§ **Directions**: From the entries that follow, extract each line holding the string "kenne".

§ **Material to process**:

## BEGIN

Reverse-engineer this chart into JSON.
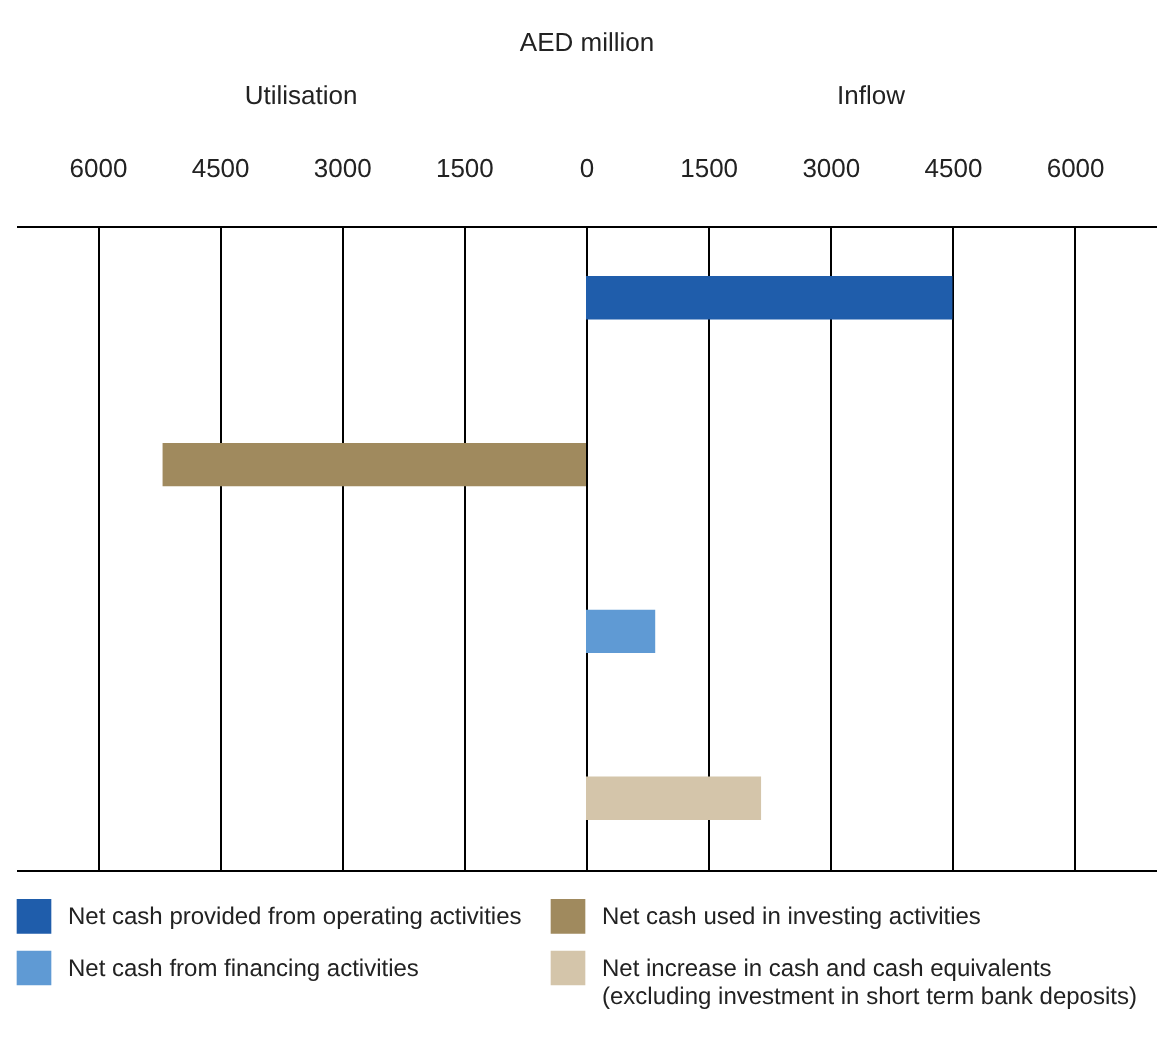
{
  "chart_data": {
    "type": "bar",
    "orientation": "horizontal",
    "xlabel": "AED million",
    "annotations": [
      "Utilisation",
      "Inflow"
    ],
    "categories": [
      null,
      null,
      null,
      null
    ],
    "series": [
      {
        "name": "Net cash provided from operating activities",
        "color": "#1f5dab",
        "values": [
          4500,
          null,
          null,
          null
        ]
      },
      {
        "name": "Net cash used in investing activities",
        "color": "#a08a5e",
        "values": [
          null,
          -5200,
          null,
          null
        ]
      },
      {
        "name": "Net cash from financing activities",
        "color": "#5f9ad4",
        "values": [
          null,
          null,
          850,
          null
        ]
      },
      {
        "name": "Net increase in cash and cash equivalents (excluding investment in short term bank deposits)",
        "color": "#d4c5aa",
        "values": [
          null,
          null,
          null,
          2150
        ]
      }
    ],
    "xlim": [
      -7000,
      7000
    ],
    "xticks": [
      {
        "value": -6000,
        "label": "6000"
      },
      {
        "value": -4500,
        "label": "4500"
      },
      {
        "value": -3000,
        "label": "3000"
      },
      {
        "value": -1500,
        "label": "1500"
      },
      0,
      1500,
      3000,
      4500,
      6000
    ],
    "grid": "x",
    "legend": "bottom"
  }
}
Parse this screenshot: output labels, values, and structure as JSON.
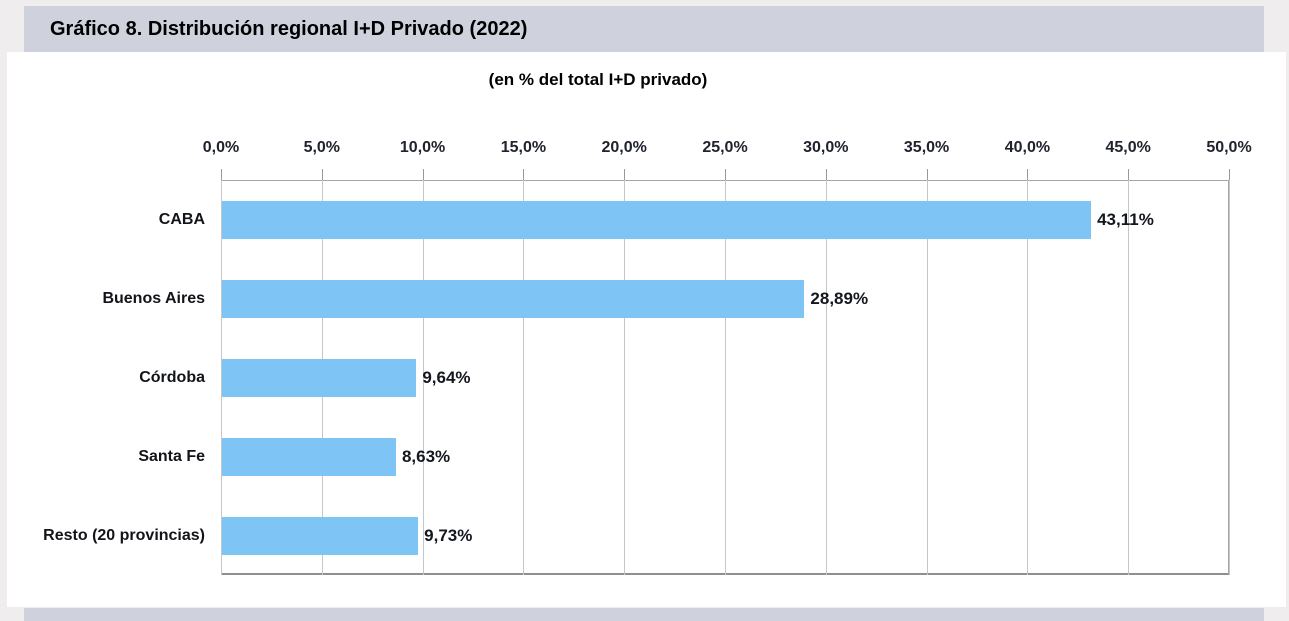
{
  "figure": {
    "title": "Gráfico 8. Distribución regional I+D Privado (2022)",
    "subtitle": "(en % del total I+D privado)"
  },
  "chart_data": {
    "type": "bar",
    "orientation": "horizontal",
    "title": "Gráfico 8. Distribución regional I+D Privado (2022)",
    "subtitle": "(en % del total I+D privado)",
    "categories": [
      "CABA",
      "Buenos Aires",
      "Córdoba",
      "Santa Fe",
      "Resto (20 provincias)"
    ],
    "values": [
      43.11,
      28.89,
      9.64,
      8.63,
      9.73
    ],
    "value_labels": [
      "43,11%",
      "28,89%",
      "9,64%",
      "8,63%",
      "9,73%"
    ],
    "x_axis": {
      "min": 0,
      "max": 50,
      "step": 5,
      "position": "top",
      "tick_labels": [
        "0,0%",
        "5,0%",
        "10,0%",
        "15,0%",
        "20,0%",
        "25,0%",
        "30,0%",
        "35,0%",
        "40,0%",
        "45,0%",
        "50,0%"
      ]
    },
    "grid": true,
    "legend": false,
    "bar_color": "#7ec5f5"
  },
  "colors": {
    "bar": "#7ec5f5",
    "band": "#cfd2dd",
    "page_background": "#efedee",
    "panel_background": "#ffffff",
    "gridline": "#c6c6c6",
    "frame": "#a6a6a6",
    "tick_text": "#20232e",
    "label_text": "#15171f"
  }
}
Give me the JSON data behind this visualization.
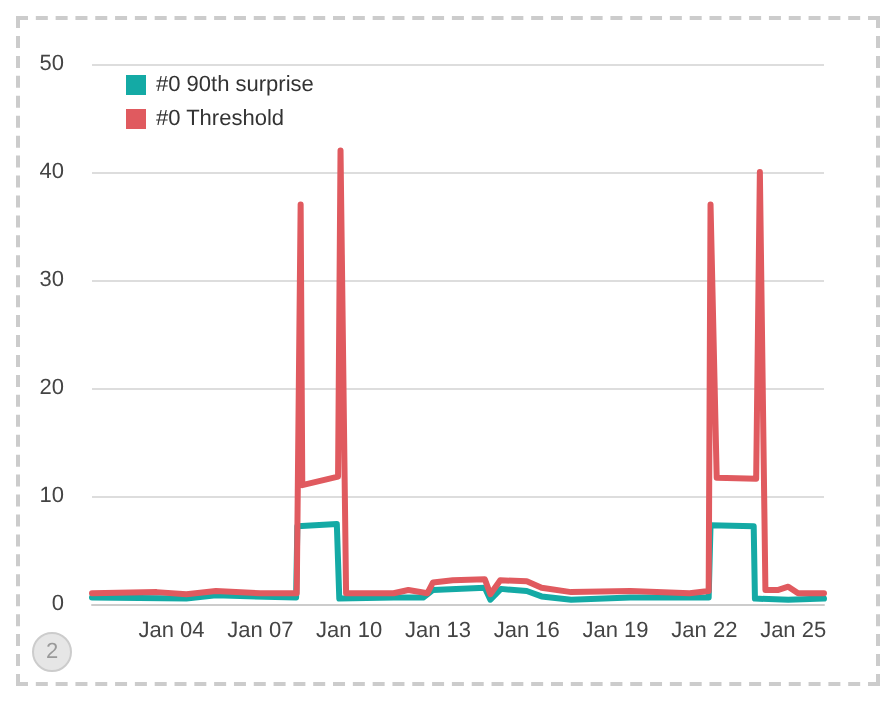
{
  "chart_data": {
    "type": "line",
    "legend": "top left",
    "grid": "y",
    "marker": "none",
    "line_style": "solid",
    "xlim": [
      "--01-01T07:30",
      "--01-26T01:00"
    ],
    "xticks": [
      {
        "value": "--01-04",
        "label": "Jan 04"
      },
      {
        "value": "--01-07",
        "label": "Jan 07"
      },
      {
        "value": "--01-10",
        "label": "Jan 10"
      },
      {
        "value": "--01-13",
        "label": "Jan 13"
      },
      {
        "value": "--01-16",
        "label": "Jan 16"
      },
      {
        "value": "--01-19",
        "label": "Jan 19"
      },
      {
        "value": "--01-22",
        "label": "Jan 22"
      },
      {
        "value": "--01-25",
        "label": "Jan 25"
      }
    ],
    "ylim": [
      0,
      50
    ],
    "yticks": [
      0,
      10,
      20,
      30,
      40,
      50
    ],
    "annotations": [
      "2"
    ],
    "series": [
      {
        "name": "#0 90th surprise",
        "color": "#14aaa5",
        "x": [
          "--01-01T07:30",
          "--01-04T12:00",
          "--01-05T12:00",
          "--01-08T05:00",
          "--01-08T06:00",
          "--01-09T14:00",
          "--01-09T16:00",
          "--01-11T12:00",
          "--01-12T12:00",
          "--01-12T20:00",
          "--01-14T14:00",
          "--01-14T18:30",
          "--01-15T03:00",
          "--01-16T00:00",
          "--01-16T12:00",
          "--01-17T12:00",
          "--01-19T12:00",
          "--01-22T03:30",
          "--01-22T05:00",
          "--01-23T16:00",
          "--01-23T17:00",
          "--01-24T20:00",
          "--01-26T01:00"
        ],
        "values": [
          0.6,
          0.5,
          0.8,
          0.6,
          7.2,
          7.4,
          0.5,
          0.6,
          0.6,
          1.3,
          1.5,
          0.4,
          1.4,
          1.2,
          0.7,
          0.4,
          0.6,
          0.6,
          7.3,
          7.2,
          0.5,
          0.4,
          0.5
        ]
      },
      {
        "name": "#0 Threshold",
        "color": "#e05a5f",
        "x": [
          "--01-01T07:30",
          "--01-03T12:00",
          "--01-04T12:00",
          "--01-05T12:00",
          "--01-07T00:00",
          "--01-08T05:30",
          "--01-08T08:40",
          "--01-08T10:00",
          "--01-09T15:00",
          "--01-09T17:00",
          "--01-09T21:30",
          "--01-11T12:00",
          "--01-12T00:00",
          "--01-12T15:30",
          "--01-12T20:00",
          "--01-13T12:00",
          "--01-14T14:00",
          "--01-14T18:30",
          "--01-15T02:30",
          "--01-16T00:00",
          "--01-16T12:00",
          "--01-17T12:00",
          "--01-19T12:00",
          "--01-21T12:00",
          "--01-22T03:30",
          "--01-22T05:00",
          "--01-22T10:00",
          "--01-23T18:00",
          "--01-23T21:00",
          "--01-24T01:30",
          "--01-24T12:00",
          "--01-24T20:00",
          "--01-25T04:00",
          "--01-26T01:00"
        ],
        "values": [
          1.0,
          1.1,
          0.9,
          1.2,
          1.0,
          1.0,
          37,
          11.0,
          11.8,
          42,
          1.0,
          1.0,
          1.3,
          1.0,
          2.0,
          2.2,
          2.3,
          0.9,
          2.2,
          2.1,
          1.5,
          1.1,
          1.2,
          1.0,
          1.2,
          37,
          11.7,
          11.6,
          40,
          1.3,
          1.3,
          1.6,
          1.0,
          1.0
        ]
      }
    ]
  }
}
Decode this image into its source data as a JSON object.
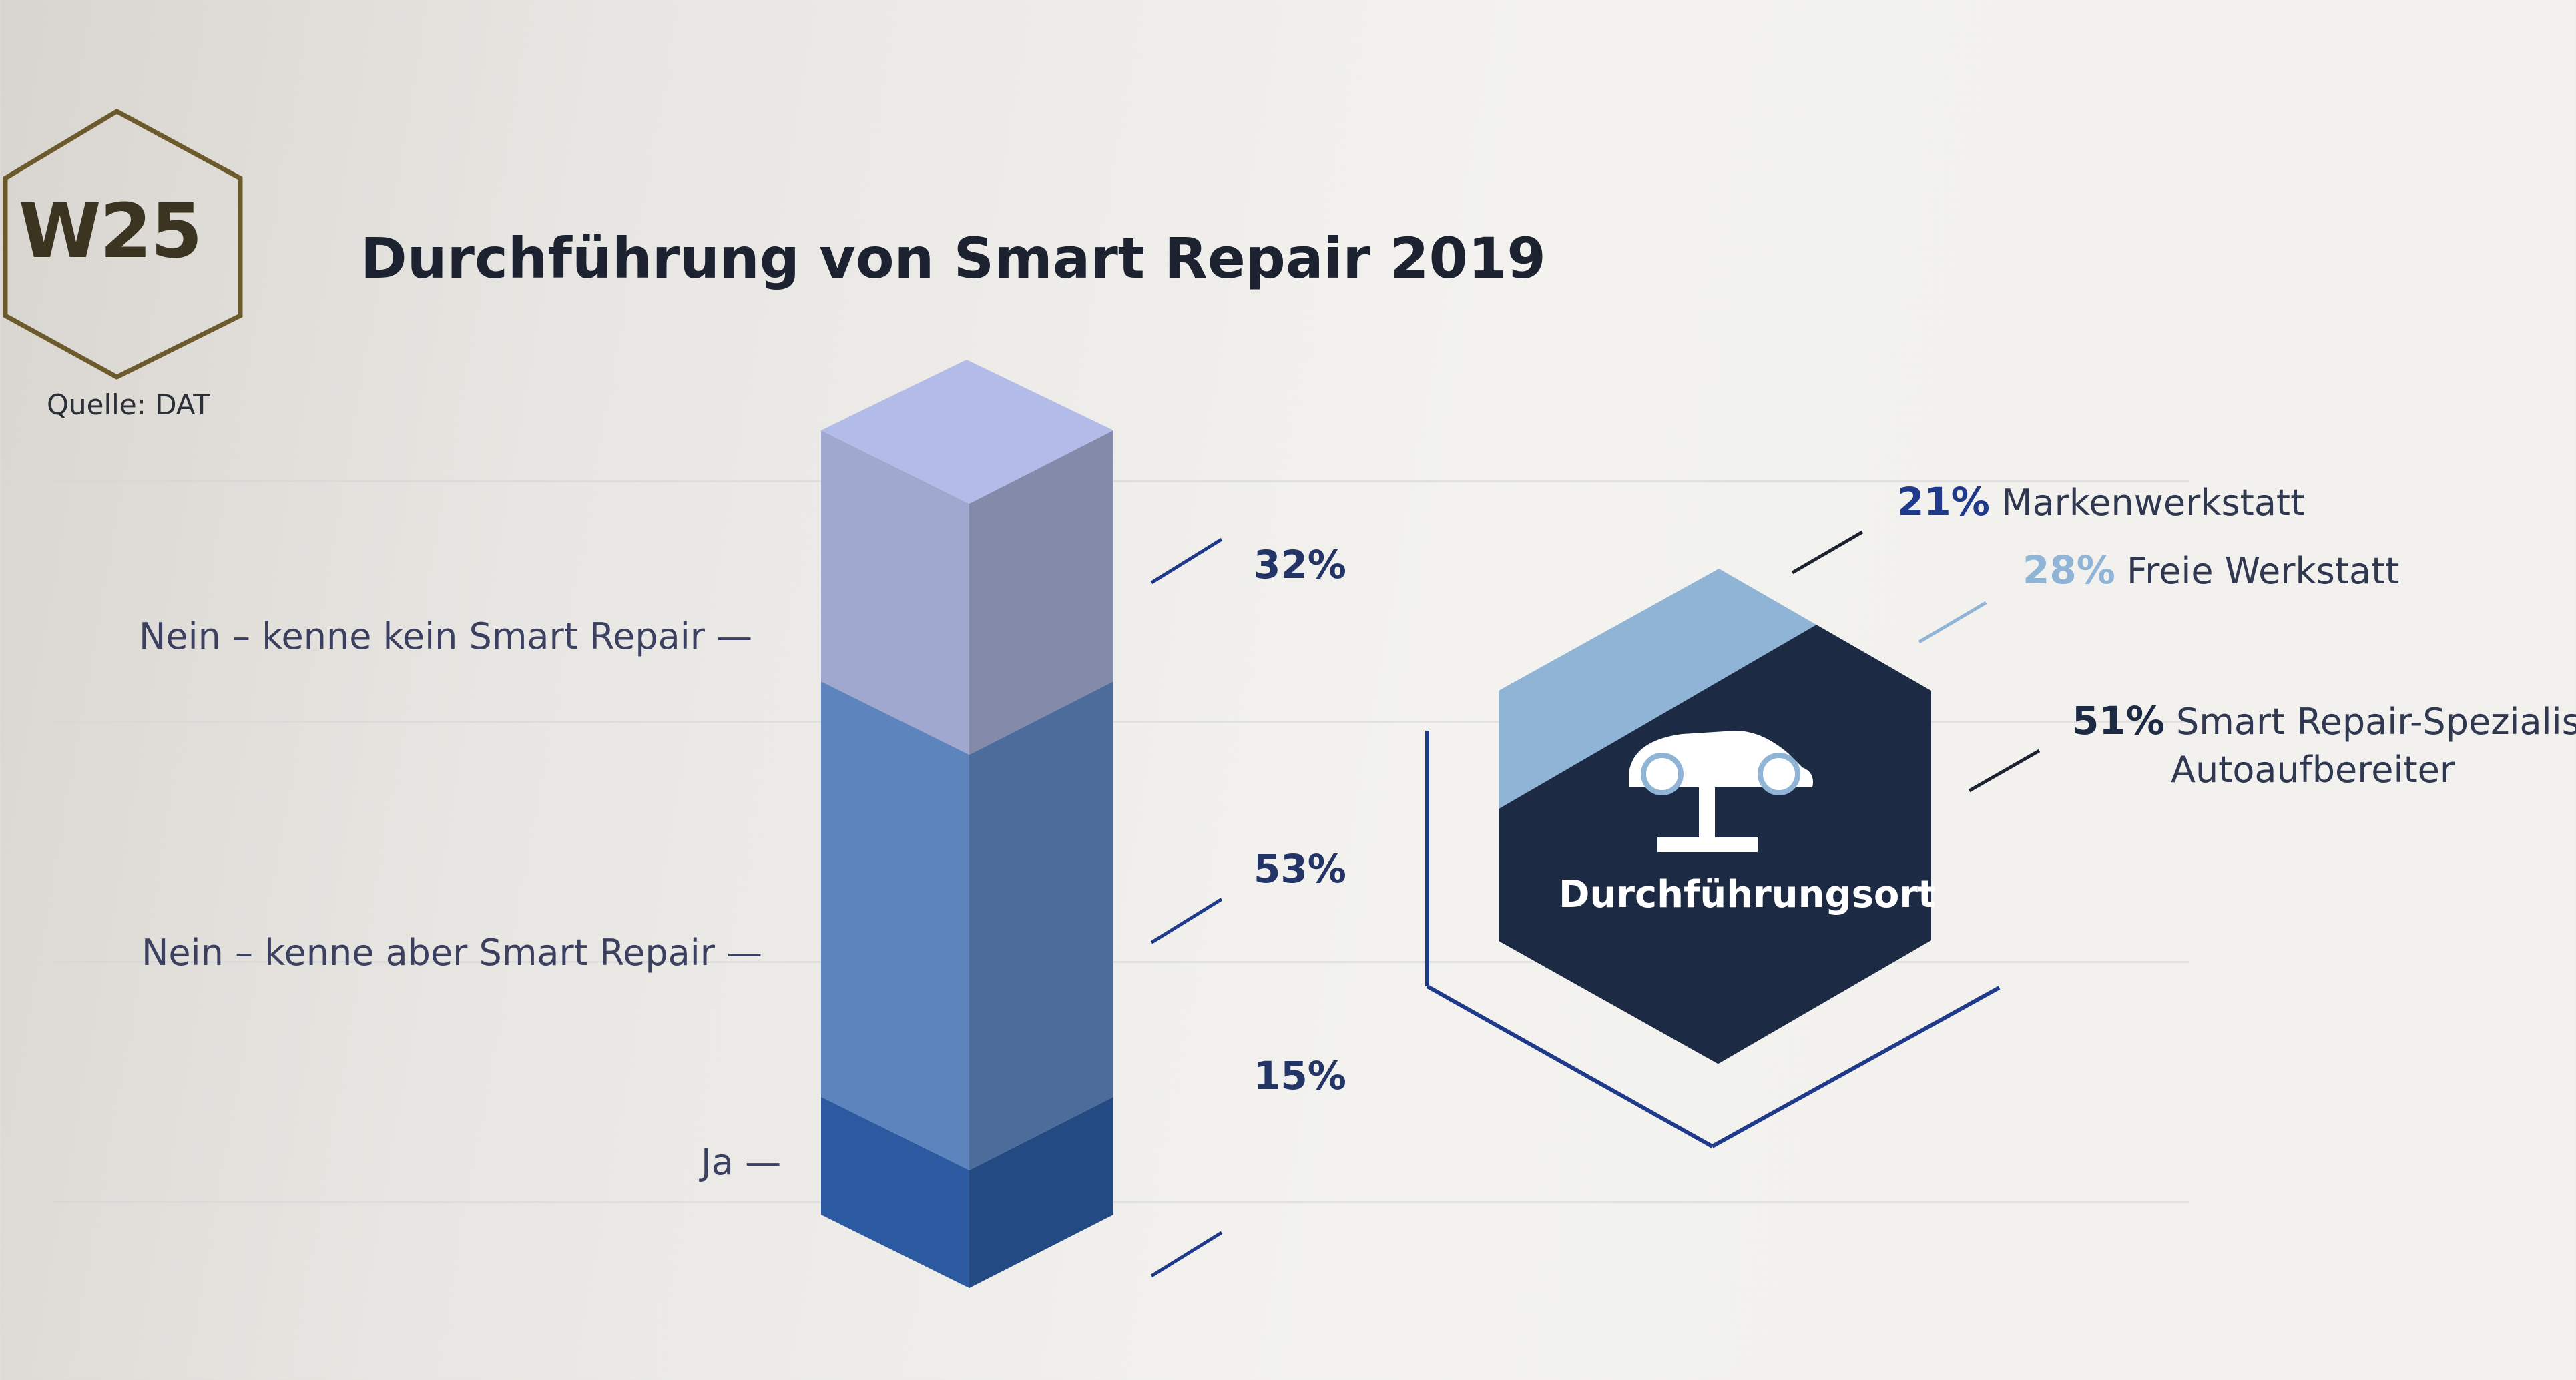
{
  "badge": {
    "code": "W25"
  },
  "title": "Durchführung von Smart Repair 2019",
  "source": "Quelle: DAT",
  "hub_label": "Durchführungsort",
  "colors": {
    "bar_top": "#a0a8cf",
    "bar_mid": "#5d84bd",
    "bar_bottom": "#2c5aa0",
    "navy": "#1f3a8a",
    "light_blue": "#8fb4d6",
    "dark": "#1d2a44",
    "badge_outline": "#6d5a2c"
  },
  "chart_data": [
    {
      "type": "bar",
      "title": "",
      "stacked": true,
      "categories": [
        "Ja",
        "Nein – kenne aber Smart Repair",
        "Nein – kenne kein Smart Repair"
      ],
      "series": [
        {
          "values": [
            15,
            53,
            32
          ]
        }
      ],
      "category_labels": [
        {
          "text": "Nein – kenne kein Smart Repair —"
        },
        {
          "text": "Nein – kenne aber Smart Repair —"
        },
        {
          "text": "Ja —"
        }
      ],
      "value_labels": [
        "32%",
        "53%",
        "15%"
      ],
      "ylim": [
        0,
        100
      ]
    },
    {
      "type": "pie",
      "title": "Durchführungsort",
      "labels": [
        "Markenwerkstatt",
        "Freie Werkstatt",
        "Smart Repair-Spezialist/ Autoaufbereiter"
      ],
      "values": [
        21,
        28,
        51
      ],
      "legend": [
        {
          "pct": "21%",
          "text": "Markenwerkstatt"
        },
        {
          "pct": "28%",
          "text": "Freie Werkstatt"
        },
        {
          "pct": "51%",
          "line1": "Smart Repair-Spezialist/",
          "line2": "Autoaufbereiter"
        }
      ]
    }
  ]
}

## END

§ **Worked solution**:
        "Nein – kenne aber Smart Repair",
        "Nein – kenne kein Smart Repair"
          "text": "Nein – kenne kein Smart Repair —"
          "text": "Nein – kenne aber Smart Repair —"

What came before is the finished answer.